**** Extracted records
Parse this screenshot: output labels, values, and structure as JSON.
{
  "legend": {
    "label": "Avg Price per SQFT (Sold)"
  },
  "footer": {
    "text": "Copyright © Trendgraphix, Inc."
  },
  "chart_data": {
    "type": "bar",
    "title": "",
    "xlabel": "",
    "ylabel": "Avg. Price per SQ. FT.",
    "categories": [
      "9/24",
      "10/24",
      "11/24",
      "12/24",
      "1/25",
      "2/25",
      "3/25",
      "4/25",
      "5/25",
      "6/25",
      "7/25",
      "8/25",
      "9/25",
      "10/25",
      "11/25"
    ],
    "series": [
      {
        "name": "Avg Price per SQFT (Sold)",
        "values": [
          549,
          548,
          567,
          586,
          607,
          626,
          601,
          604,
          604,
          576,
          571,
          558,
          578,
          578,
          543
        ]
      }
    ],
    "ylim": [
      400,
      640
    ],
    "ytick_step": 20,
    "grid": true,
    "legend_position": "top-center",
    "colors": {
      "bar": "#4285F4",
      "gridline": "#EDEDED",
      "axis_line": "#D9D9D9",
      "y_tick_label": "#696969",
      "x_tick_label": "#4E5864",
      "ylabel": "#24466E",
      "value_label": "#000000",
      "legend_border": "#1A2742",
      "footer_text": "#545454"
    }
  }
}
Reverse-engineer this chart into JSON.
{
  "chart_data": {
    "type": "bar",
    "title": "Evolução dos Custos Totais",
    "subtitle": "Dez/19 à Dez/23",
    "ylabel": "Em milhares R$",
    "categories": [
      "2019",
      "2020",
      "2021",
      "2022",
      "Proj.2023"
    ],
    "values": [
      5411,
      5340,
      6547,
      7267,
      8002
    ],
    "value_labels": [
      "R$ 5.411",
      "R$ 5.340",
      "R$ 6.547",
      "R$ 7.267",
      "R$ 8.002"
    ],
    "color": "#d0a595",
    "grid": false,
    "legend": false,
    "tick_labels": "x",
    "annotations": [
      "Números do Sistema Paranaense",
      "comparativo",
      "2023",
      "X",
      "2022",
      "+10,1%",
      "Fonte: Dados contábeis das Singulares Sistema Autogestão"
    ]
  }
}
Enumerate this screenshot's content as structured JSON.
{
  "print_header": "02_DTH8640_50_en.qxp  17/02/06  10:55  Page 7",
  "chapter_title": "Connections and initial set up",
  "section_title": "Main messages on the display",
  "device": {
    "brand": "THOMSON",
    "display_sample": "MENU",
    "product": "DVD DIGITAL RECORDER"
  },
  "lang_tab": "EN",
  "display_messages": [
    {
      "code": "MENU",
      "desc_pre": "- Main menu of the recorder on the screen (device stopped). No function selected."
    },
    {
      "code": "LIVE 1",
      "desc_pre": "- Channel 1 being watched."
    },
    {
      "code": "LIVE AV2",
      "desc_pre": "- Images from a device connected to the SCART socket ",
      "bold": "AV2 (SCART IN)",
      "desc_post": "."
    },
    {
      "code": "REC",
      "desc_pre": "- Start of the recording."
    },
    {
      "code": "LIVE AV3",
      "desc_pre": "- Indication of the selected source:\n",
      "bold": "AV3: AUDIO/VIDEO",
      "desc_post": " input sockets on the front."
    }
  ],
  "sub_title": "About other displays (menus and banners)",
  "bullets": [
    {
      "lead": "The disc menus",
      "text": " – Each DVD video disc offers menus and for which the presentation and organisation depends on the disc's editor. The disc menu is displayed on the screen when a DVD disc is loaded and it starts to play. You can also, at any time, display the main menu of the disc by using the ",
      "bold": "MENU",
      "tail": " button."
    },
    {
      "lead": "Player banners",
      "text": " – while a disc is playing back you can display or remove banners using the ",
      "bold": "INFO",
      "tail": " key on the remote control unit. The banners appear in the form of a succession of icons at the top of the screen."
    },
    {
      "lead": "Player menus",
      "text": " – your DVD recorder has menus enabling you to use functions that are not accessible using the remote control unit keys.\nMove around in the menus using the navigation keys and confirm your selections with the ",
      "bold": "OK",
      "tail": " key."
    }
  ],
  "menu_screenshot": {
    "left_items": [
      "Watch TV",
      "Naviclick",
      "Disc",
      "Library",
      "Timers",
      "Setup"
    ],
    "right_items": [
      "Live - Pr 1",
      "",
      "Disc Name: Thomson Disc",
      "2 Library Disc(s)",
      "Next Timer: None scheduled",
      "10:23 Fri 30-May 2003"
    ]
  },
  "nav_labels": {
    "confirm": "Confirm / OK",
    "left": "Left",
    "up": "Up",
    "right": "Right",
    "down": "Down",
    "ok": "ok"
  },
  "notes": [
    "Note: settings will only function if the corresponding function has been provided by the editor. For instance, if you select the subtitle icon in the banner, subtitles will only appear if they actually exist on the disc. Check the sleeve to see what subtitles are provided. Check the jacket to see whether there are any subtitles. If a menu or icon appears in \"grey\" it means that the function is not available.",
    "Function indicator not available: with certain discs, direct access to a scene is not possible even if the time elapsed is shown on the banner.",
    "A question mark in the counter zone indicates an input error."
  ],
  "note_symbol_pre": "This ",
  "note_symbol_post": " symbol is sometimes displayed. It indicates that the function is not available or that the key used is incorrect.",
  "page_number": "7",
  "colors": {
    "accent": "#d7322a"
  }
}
********
Stated problem - From the entries above, list each line with "Price" in it.

Correct response -
    "label": "Avg Price per SQFT (Sold)"
    "ylabel": "Avg. Price per SQ. FT.",
        "name": "Avg Price per SQFT (Sold)",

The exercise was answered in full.